(YOUR OBJECTIVE): Each line that holds the word "image" counts once; report how many lines do so and nothing else.

(STORED DATA):
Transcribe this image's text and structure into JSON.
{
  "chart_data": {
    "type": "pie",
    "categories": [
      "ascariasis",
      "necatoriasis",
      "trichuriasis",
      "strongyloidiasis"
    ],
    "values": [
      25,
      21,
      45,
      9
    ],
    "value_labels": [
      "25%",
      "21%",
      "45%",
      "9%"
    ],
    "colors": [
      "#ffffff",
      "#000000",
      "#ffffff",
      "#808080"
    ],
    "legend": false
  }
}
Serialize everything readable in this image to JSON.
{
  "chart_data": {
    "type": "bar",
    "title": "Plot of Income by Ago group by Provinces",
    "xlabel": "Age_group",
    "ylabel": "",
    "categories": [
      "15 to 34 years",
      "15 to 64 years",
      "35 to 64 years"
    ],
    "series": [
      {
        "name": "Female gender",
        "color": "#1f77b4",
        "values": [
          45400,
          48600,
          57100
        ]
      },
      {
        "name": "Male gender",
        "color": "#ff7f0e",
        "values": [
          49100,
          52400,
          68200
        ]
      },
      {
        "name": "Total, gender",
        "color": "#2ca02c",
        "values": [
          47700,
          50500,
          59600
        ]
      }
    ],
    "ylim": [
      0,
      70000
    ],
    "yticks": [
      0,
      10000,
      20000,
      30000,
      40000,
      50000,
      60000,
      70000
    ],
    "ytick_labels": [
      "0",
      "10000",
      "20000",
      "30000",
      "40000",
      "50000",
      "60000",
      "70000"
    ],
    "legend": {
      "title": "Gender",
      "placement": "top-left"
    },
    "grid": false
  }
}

(TASK ANSWER): 2